GIVEN PROBLEM: Collect all lines containing the word "周年事業のため" from the data.

___ MATERIAL SHOWN

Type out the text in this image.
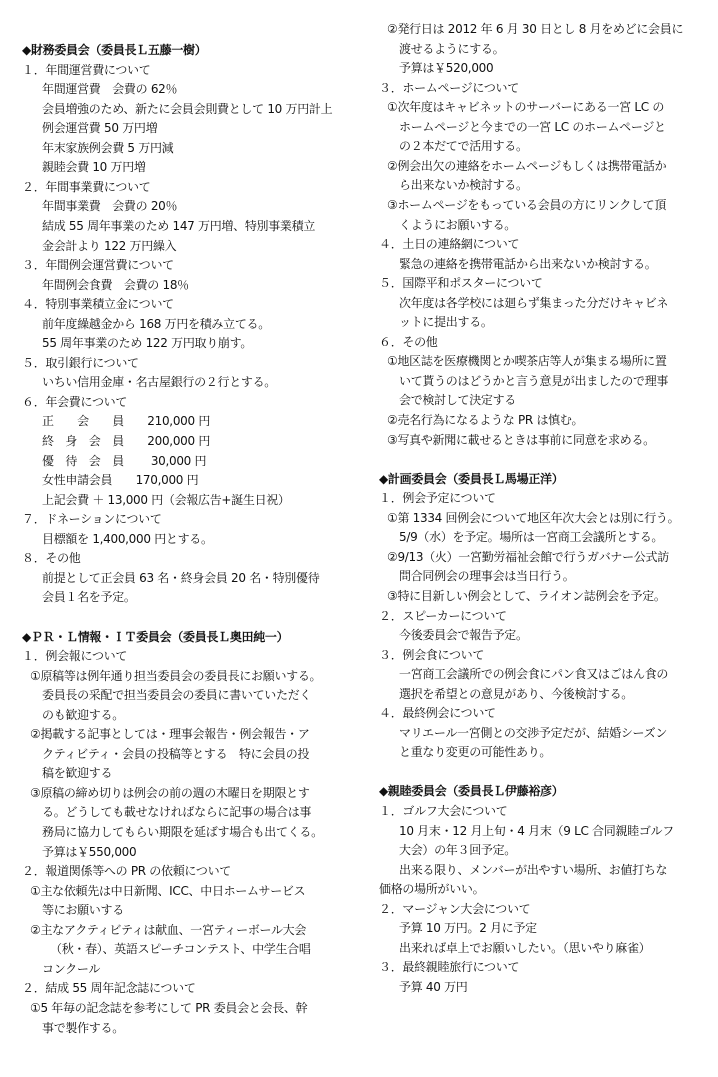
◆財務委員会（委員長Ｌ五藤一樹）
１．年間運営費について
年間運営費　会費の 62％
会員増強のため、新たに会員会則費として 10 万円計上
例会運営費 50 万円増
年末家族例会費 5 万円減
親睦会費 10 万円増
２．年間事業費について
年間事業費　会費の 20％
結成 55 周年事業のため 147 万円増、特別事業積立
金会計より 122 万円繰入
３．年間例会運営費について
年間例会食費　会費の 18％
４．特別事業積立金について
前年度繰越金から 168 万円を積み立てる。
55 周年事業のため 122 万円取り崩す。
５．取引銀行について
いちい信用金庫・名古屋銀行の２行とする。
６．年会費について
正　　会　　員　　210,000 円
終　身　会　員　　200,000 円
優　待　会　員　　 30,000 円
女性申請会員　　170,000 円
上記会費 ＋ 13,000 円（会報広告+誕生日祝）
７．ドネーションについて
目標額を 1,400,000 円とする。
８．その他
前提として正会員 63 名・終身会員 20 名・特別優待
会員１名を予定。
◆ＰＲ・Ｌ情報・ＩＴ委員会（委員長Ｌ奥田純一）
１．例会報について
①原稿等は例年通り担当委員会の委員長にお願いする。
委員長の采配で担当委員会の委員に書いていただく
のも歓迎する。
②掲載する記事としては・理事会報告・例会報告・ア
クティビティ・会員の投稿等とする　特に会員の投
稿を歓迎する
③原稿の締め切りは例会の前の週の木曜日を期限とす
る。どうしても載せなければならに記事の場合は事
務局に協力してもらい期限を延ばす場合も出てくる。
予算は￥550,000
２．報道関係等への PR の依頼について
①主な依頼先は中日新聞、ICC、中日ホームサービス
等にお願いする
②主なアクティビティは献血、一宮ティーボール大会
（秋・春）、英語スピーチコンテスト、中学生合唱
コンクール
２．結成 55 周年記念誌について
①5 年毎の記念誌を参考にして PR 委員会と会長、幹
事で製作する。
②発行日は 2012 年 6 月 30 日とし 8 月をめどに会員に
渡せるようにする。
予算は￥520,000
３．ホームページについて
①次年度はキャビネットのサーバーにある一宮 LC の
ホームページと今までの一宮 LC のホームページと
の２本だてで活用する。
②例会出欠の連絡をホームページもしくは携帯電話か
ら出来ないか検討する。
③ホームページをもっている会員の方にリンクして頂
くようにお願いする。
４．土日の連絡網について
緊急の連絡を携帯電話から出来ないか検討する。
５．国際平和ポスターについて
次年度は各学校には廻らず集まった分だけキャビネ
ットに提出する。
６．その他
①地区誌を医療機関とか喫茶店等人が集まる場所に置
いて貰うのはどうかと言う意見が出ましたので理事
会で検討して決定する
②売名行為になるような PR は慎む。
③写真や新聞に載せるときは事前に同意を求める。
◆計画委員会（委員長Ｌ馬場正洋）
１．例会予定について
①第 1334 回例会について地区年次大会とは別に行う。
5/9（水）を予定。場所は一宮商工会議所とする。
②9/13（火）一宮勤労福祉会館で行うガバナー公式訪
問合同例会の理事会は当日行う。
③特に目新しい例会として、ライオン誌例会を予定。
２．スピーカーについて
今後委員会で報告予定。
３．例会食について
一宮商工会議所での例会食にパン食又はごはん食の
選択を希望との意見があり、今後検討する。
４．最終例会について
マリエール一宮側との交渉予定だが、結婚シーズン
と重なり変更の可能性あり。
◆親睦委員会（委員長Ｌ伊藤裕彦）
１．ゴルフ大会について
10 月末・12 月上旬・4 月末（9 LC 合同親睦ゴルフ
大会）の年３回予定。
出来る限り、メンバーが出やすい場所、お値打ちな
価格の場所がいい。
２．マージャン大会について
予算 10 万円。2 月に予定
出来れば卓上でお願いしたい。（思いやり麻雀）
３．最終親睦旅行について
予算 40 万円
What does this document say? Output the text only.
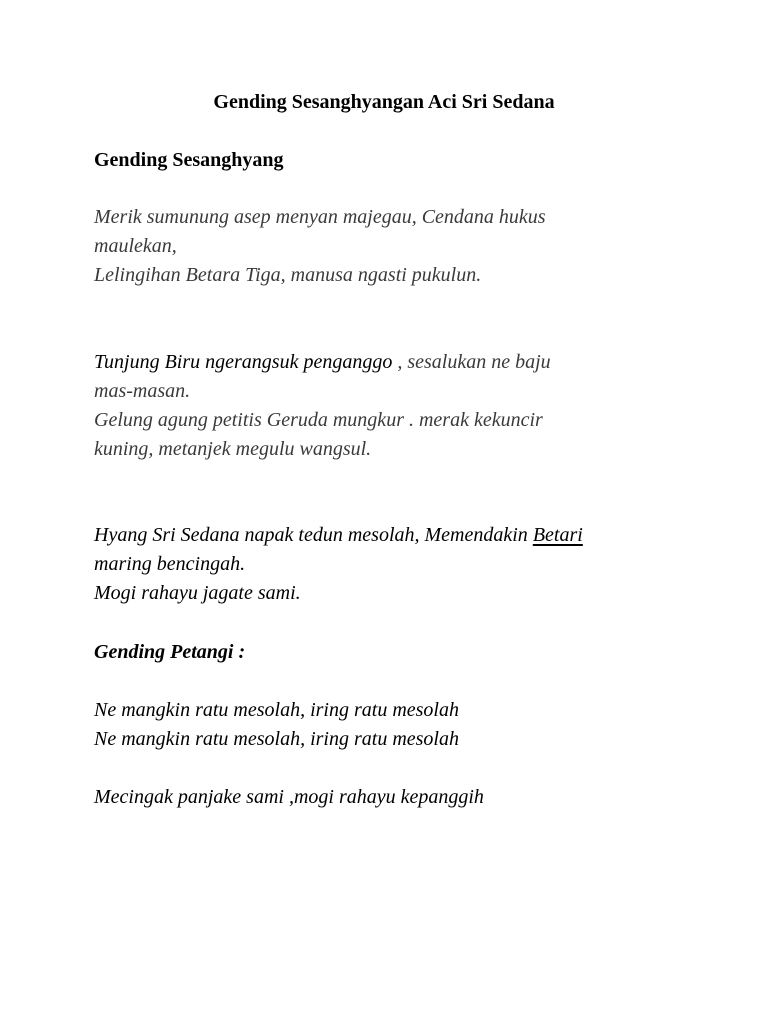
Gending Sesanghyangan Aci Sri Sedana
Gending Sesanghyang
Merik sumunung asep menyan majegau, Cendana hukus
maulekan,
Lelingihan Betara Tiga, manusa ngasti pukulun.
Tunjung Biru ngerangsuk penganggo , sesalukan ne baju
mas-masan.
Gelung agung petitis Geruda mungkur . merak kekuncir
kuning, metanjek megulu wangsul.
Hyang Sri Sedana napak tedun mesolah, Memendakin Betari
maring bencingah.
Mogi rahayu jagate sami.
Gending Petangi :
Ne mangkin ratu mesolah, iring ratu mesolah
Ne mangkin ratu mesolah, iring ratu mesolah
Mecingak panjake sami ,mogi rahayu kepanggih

______

EXERCISE OUTPUT:
結成 55 周年事業のため 147 万円増、特別事業積立
55 周年事業のため 122 万円取り崩す。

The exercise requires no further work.